== MATERIALS PROVIDED
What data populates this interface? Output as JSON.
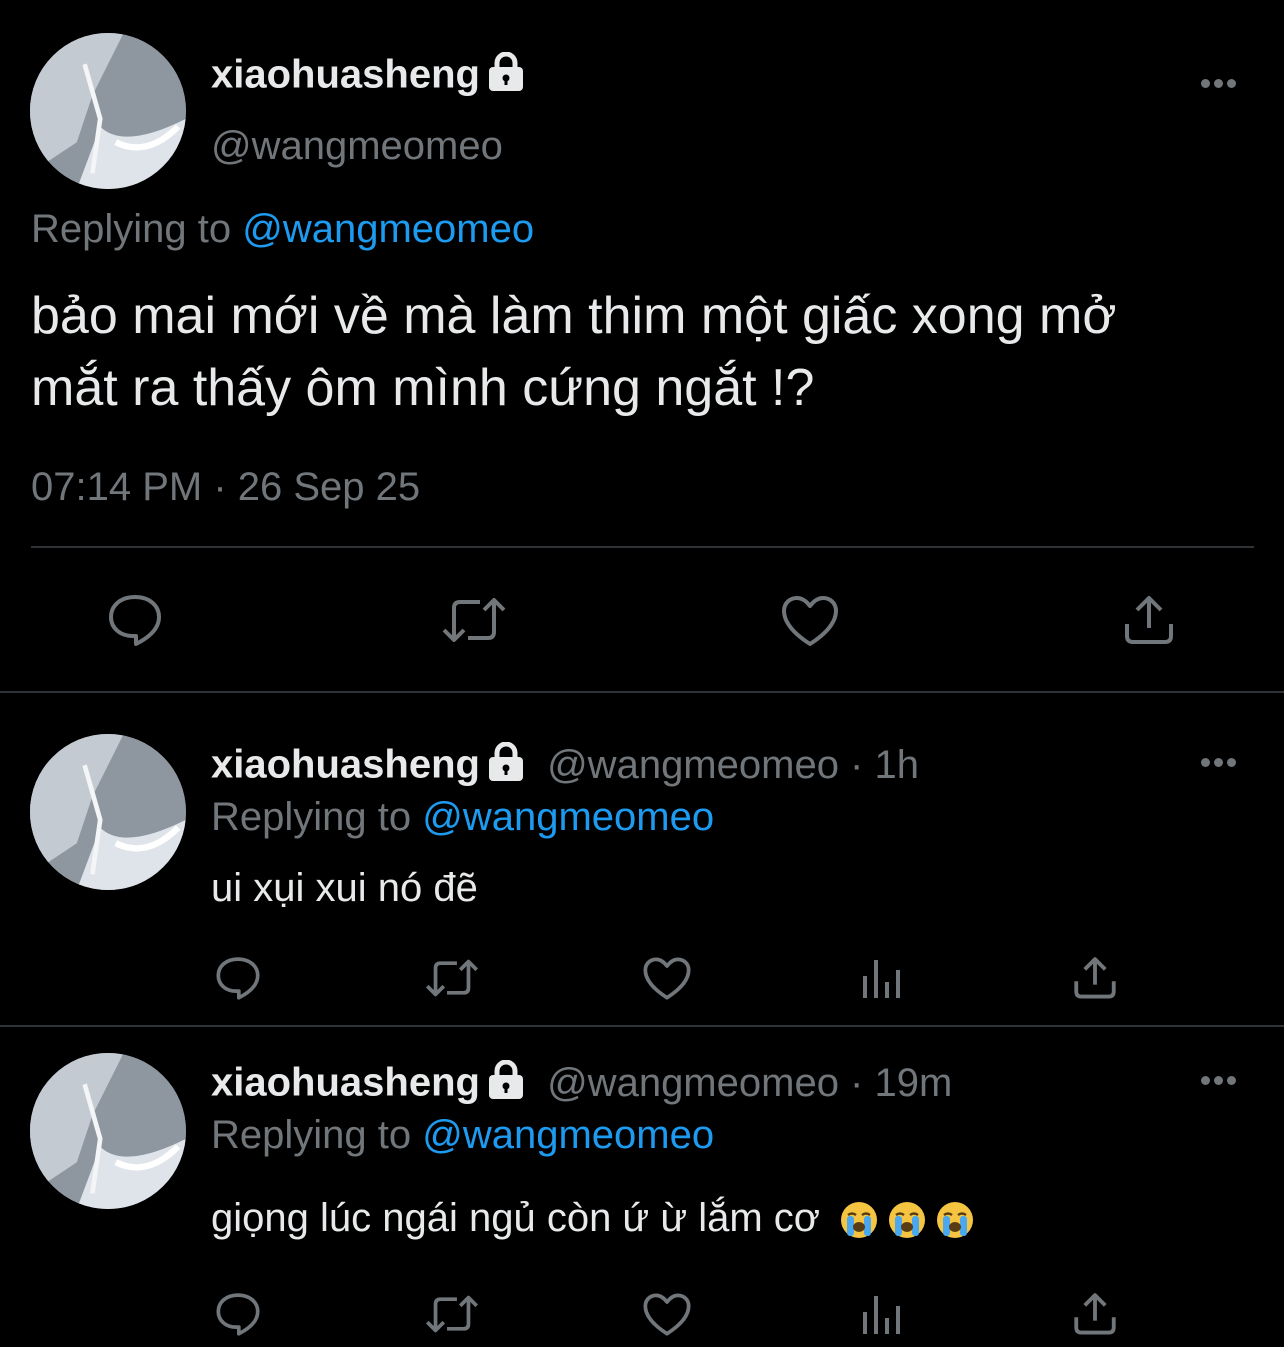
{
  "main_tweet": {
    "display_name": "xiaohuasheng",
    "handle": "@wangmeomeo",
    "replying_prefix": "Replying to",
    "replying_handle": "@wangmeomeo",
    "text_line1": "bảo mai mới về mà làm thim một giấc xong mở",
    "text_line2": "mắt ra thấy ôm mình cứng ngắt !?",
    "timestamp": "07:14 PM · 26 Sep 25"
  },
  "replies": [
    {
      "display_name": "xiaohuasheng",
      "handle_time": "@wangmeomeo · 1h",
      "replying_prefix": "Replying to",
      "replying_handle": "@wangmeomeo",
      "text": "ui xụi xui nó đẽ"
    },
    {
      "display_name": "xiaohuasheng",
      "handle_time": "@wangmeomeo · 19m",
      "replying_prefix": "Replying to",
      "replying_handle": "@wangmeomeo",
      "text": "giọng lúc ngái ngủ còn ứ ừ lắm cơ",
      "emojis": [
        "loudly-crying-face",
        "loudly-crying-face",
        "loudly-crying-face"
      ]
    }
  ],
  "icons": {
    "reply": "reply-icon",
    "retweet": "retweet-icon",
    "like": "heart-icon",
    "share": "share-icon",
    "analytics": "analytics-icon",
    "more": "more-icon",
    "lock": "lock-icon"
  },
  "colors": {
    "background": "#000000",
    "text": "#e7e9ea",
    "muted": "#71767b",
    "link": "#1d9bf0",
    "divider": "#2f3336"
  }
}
====
== MATERIALS PROVIDED
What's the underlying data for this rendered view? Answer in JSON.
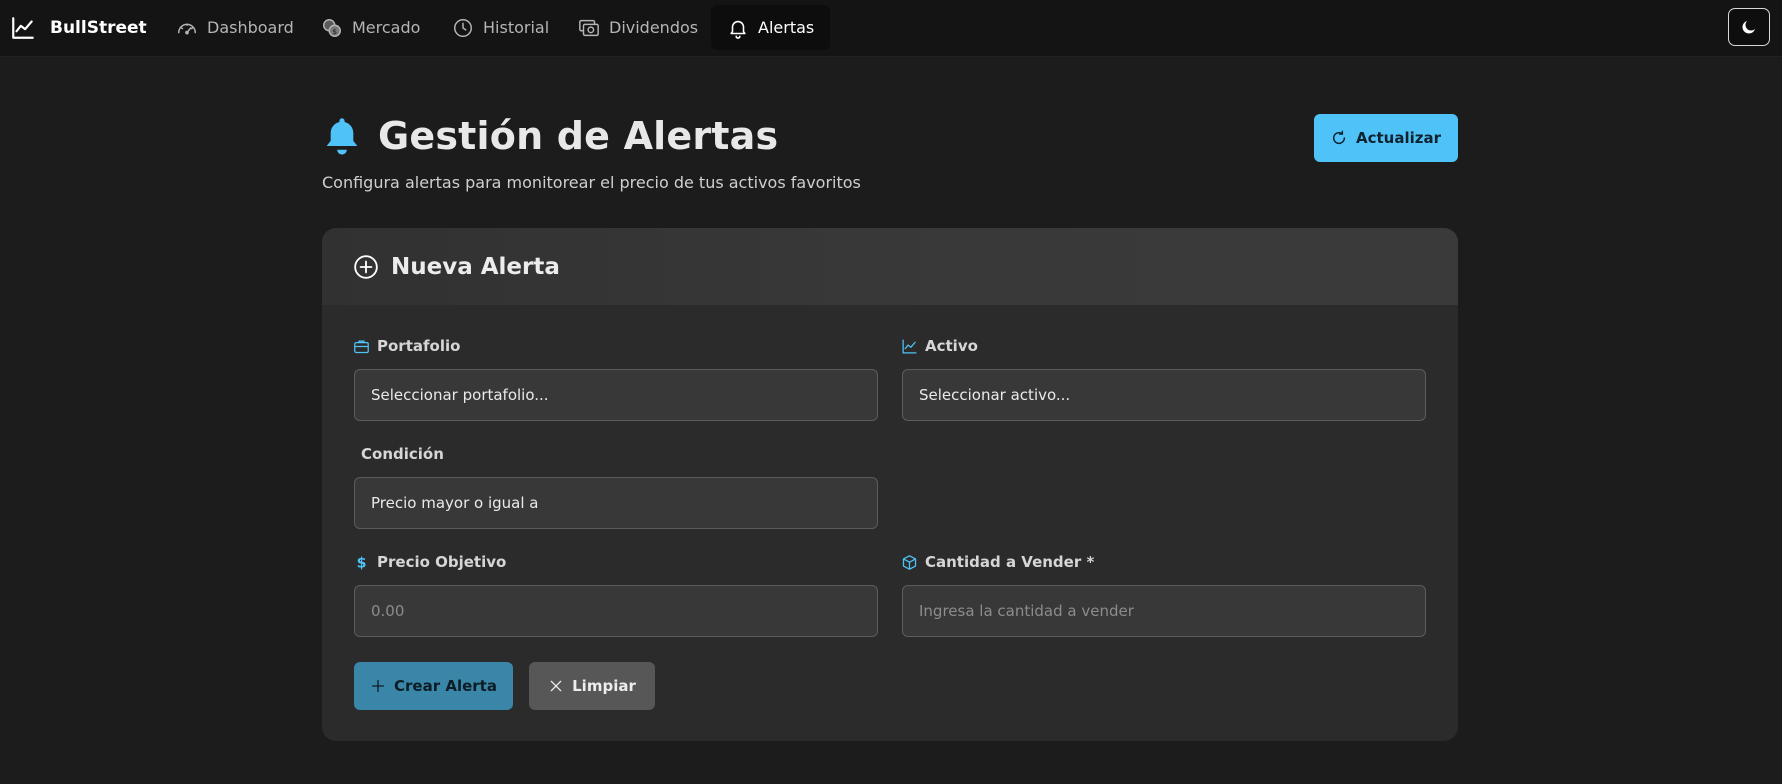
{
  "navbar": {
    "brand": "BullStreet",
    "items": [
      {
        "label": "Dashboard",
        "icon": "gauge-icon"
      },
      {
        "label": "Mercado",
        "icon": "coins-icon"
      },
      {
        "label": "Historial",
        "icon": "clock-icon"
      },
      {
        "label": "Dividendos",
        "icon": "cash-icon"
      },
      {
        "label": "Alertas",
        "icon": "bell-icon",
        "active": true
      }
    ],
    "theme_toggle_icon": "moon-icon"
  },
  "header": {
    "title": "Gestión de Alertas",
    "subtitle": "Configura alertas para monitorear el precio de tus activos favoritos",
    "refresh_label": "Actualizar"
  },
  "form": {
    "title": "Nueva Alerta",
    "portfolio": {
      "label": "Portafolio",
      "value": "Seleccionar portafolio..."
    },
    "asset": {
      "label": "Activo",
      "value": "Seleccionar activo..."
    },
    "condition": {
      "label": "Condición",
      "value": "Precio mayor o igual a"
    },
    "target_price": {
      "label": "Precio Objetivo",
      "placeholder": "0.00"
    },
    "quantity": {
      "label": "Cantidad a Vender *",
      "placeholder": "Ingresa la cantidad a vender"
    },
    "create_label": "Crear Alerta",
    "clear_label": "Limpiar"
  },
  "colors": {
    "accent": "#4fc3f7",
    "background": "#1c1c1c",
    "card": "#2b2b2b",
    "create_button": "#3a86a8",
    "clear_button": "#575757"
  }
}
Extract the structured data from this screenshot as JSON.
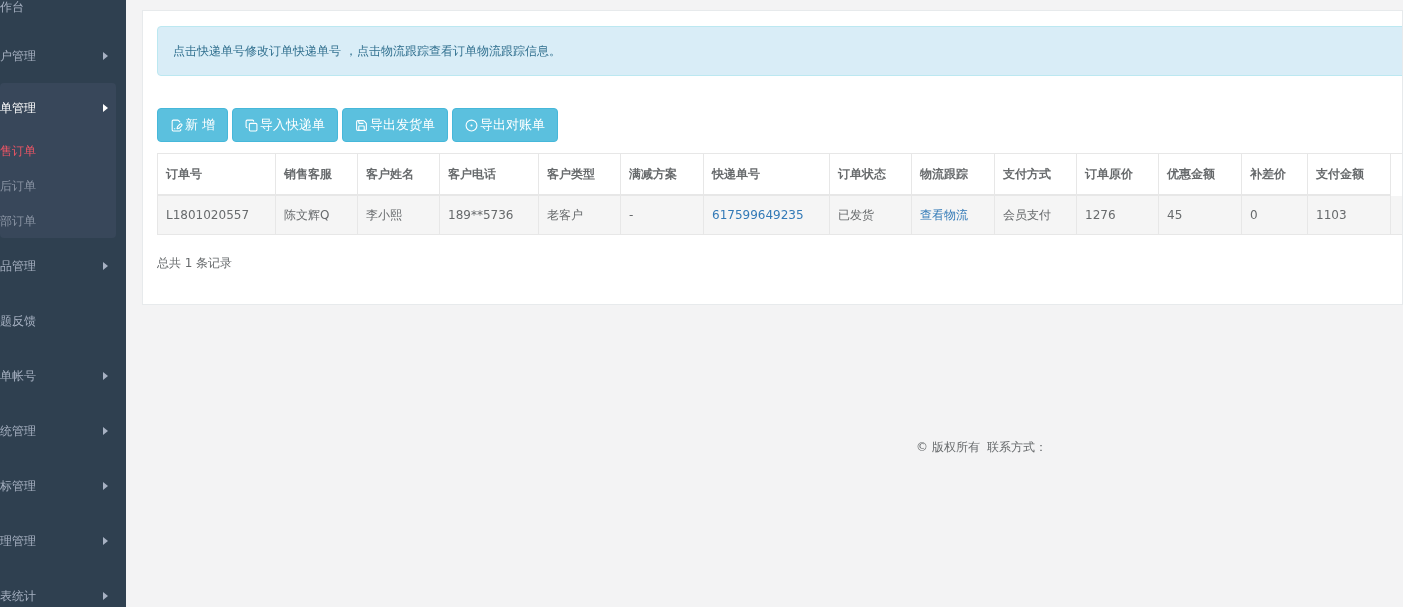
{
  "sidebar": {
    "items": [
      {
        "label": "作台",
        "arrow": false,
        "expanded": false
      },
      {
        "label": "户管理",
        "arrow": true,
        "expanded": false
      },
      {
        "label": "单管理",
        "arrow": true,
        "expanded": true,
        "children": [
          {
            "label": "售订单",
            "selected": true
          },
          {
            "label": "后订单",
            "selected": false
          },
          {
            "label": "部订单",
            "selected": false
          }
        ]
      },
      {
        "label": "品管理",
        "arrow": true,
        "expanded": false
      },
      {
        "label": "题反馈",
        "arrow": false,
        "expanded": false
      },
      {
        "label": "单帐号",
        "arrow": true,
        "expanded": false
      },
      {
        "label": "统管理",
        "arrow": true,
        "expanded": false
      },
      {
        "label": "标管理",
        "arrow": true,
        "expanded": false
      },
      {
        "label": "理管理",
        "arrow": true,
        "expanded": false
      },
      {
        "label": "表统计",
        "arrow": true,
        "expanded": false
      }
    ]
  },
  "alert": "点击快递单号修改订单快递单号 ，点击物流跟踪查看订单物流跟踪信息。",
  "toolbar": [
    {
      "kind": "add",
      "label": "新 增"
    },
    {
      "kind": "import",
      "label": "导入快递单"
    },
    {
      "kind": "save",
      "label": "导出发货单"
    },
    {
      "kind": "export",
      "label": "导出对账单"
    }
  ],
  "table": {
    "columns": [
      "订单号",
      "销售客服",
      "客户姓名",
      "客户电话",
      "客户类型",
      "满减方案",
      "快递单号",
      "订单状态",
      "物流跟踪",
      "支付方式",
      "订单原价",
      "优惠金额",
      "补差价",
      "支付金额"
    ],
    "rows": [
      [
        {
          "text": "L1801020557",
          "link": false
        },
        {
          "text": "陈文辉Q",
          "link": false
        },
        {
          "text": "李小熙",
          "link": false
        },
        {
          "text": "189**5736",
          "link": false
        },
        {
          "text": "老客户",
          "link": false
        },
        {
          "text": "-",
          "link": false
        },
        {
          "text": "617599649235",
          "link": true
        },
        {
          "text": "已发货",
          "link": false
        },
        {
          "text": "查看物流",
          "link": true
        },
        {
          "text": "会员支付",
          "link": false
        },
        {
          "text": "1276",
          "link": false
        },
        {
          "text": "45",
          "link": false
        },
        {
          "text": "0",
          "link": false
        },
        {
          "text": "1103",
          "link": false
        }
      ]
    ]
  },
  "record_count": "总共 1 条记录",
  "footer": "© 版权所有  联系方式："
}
====
== MATERIALS PROVIDED
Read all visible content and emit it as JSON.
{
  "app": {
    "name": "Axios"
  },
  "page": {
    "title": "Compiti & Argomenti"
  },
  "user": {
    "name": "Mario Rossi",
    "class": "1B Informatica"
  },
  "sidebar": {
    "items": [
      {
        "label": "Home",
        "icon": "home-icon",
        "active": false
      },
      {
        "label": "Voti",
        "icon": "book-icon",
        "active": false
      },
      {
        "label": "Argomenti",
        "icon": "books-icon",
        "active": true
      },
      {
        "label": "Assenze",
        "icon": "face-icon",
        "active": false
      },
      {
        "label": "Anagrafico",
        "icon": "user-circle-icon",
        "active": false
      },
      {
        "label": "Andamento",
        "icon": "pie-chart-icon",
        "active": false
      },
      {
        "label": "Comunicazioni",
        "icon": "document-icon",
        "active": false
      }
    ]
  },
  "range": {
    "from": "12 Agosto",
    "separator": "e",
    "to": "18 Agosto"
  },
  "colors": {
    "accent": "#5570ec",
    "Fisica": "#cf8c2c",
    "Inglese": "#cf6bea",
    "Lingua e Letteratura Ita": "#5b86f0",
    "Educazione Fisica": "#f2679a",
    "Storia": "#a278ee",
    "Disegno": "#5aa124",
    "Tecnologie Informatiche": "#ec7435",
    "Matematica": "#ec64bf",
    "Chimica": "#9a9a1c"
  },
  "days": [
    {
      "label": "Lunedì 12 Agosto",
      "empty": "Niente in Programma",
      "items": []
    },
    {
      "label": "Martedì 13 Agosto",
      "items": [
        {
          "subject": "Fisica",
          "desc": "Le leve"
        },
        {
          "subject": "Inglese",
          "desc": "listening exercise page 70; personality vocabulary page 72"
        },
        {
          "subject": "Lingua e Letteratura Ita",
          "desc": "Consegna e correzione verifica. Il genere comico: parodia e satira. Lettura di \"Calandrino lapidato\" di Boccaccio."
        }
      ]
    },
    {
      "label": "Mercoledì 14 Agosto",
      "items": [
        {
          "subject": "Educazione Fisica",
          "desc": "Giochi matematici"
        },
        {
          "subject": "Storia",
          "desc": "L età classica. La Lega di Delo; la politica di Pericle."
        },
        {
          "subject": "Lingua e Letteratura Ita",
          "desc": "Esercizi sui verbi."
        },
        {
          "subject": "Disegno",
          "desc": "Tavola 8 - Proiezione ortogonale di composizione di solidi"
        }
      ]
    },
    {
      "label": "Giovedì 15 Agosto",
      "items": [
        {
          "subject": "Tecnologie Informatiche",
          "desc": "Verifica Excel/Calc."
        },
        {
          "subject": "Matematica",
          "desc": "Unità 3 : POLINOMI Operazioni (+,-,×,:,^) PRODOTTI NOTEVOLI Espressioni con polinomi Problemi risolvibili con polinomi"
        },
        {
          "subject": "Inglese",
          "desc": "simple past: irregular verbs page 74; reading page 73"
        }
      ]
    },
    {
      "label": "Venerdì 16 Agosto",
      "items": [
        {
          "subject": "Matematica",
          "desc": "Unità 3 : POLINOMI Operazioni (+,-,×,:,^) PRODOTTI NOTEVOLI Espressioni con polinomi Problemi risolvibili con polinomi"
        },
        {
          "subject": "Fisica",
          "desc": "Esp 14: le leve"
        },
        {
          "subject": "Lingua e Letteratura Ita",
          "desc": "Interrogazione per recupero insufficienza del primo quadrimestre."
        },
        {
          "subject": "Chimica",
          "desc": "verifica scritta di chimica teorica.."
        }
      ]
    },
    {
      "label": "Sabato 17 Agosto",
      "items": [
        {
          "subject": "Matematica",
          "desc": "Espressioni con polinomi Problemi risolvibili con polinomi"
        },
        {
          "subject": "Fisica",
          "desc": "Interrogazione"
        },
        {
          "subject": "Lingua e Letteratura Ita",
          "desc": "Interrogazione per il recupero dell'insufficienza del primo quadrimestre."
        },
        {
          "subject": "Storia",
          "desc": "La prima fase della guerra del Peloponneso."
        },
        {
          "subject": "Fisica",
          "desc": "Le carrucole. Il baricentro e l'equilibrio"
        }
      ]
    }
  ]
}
====
**DIRECTION**
Using the material above, gather every line that includes "Tecnologie".

**WRITTEN ANSWER**
    "Tecnologie Informatiche": "#ec7435",
          "subject": "Tecnologie Informatiche",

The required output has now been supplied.